[START Data supplied]

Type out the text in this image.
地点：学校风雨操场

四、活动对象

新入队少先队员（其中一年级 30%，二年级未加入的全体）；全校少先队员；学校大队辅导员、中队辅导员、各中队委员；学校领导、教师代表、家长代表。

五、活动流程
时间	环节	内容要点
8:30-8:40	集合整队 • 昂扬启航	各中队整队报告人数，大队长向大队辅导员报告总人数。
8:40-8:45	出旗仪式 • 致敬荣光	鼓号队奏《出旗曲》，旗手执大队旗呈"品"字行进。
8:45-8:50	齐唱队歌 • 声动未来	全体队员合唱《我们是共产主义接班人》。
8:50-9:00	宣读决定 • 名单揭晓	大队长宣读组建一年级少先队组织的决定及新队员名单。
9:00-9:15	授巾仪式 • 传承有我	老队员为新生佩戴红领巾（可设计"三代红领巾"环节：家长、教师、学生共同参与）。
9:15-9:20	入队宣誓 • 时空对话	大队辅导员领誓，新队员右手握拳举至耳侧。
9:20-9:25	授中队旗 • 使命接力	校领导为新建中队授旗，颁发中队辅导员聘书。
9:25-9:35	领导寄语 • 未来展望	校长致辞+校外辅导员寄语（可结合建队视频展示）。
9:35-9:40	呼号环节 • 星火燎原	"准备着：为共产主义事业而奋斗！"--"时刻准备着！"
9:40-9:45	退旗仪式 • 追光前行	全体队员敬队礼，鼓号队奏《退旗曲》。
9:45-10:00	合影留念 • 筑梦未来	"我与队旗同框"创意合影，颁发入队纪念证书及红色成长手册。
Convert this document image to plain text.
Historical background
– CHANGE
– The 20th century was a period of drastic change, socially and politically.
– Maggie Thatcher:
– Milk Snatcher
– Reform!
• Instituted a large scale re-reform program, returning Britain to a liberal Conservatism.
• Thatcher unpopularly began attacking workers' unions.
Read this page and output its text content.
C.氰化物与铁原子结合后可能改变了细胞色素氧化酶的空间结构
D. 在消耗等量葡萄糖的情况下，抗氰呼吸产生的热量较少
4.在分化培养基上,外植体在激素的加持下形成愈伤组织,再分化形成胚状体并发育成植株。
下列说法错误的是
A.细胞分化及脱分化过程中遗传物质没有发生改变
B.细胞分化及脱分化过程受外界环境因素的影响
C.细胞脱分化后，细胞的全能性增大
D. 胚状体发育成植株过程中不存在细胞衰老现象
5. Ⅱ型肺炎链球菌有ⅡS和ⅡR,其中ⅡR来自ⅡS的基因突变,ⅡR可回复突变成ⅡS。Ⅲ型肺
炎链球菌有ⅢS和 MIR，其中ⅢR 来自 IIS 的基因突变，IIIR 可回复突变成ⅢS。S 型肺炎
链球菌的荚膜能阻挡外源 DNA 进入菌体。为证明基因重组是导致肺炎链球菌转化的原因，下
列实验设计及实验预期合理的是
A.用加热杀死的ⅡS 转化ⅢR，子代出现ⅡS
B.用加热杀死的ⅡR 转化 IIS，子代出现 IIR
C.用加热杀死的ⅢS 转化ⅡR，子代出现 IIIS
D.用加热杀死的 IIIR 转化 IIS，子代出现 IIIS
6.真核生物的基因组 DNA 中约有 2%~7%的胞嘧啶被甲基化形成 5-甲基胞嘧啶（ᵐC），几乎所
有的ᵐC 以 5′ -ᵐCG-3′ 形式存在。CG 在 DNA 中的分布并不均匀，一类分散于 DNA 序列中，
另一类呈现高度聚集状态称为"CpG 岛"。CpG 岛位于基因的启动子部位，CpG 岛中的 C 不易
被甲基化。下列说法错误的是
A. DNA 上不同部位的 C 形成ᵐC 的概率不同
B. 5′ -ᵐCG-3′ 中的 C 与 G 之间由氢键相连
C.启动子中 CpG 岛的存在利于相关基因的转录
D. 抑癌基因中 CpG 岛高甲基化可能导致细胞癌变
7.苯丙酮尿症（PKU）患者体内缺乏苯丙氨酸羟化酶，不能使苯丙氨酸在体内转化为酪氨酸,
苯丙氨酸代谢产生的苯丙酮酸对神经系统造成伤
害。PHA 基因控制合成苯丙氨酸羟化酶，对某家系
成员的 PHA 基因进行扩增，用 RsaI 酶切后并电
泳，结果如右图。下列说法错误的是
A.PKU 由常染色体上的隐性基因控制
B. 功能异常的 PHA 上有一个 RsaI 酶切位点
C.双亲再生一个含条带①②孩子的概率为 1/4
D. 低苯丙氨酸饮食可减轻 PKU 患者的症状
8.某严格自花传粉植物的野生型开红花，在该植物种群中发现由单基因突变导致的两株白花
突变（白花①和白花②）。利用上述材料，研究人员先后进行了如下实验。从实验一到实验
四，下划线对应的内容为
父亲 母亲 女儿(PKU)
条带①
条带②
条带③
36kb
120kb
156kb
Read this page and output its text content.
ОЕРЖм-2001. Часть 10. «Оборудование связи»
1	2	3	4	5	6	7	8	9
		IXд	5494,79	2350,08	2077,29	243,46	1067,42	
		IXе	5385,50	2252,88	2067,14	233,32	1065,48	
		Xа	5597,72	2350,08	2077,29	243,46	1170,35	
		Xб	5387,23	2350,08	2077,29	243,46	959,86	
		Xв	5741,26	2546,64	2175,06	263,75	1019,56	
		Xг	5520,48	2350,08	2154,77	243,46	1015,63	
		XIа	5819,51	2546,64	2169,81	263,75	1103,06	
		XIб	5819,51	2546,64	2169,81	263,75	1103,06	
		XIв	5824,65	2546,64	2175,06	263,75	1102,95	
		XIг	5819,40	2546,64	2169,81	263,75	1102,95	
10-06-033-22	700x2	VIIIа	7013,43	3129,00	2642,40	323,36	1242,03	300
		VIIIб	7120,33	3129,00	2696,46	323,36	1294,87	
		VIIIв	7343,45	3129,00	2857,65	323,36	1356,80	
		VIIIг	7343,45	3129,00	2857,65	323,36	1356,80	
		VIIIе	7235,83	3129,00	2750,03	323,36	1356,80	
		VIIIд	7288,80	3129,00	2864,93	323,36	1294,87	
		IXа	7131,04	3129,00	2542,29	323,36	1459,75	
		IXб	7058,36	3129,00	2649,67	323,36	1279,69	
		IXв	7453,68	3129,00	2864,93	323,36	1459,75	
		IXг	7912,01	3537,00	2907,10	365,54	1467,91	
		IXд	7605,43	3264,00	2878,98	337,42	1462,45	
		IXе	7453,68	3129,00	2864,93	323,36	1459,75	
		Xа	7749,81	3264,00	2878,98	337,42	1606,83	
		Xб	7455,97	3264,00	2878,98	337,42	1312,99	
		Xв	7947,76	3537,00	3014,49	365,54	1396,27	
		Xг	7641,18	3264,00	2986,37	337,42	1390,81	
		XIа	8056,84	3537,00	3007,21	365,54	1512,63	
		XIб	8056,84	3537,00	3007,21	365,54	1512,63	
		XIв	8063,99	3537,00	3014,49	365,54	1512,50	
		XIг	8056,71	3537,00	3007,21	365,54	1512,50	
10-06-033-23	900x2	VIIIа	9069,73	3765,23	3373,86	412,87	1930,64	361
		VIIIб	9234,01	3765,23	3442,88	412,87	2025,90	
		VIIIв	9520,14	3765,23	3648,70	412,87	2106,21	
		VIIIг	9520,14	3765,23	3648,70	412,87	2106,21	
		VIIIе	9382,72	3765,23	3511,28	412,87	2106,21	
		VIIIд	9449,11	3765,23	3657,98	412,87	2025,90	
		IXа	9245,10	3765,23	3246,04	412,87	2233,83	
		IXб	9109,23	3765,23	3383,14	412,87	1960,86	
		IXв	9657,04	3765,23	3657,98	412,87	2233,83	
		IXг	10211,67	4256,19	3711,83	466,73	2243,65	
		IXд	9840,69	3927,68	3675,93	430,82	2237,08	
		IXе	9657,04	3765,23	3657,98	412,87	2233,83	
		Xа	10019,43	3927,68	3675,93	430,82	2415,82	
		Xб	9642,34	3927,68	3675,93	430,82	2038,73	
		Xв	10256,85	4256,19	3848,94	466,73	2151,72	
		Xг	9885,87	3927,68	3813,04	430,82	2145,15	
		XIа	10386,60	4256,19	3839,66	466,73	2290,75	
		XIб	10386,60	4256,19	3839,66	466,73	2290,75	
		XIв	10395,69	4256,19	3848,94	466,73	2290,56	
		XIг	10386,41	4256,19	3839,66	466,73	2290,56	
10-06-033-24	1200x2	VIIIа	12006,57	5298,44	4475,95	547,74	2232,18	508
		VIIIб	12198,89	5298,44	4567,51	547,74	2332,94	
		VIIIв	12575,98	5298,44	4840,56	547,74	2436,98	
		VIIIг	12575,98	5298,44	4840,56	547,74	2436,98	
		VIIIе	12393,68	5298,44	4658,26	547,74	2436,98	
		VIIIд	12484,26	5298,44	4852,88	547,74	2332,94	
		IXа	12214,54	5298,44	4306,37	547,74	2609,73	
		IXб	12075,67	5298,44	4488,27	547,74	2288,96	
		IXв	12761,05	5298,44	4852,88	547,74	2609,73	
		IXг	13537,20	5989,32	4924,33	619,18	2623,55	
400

[END Data supplied]

Give only the number of lines in the data that hold the string "VIIIг".

**Result for this task**
3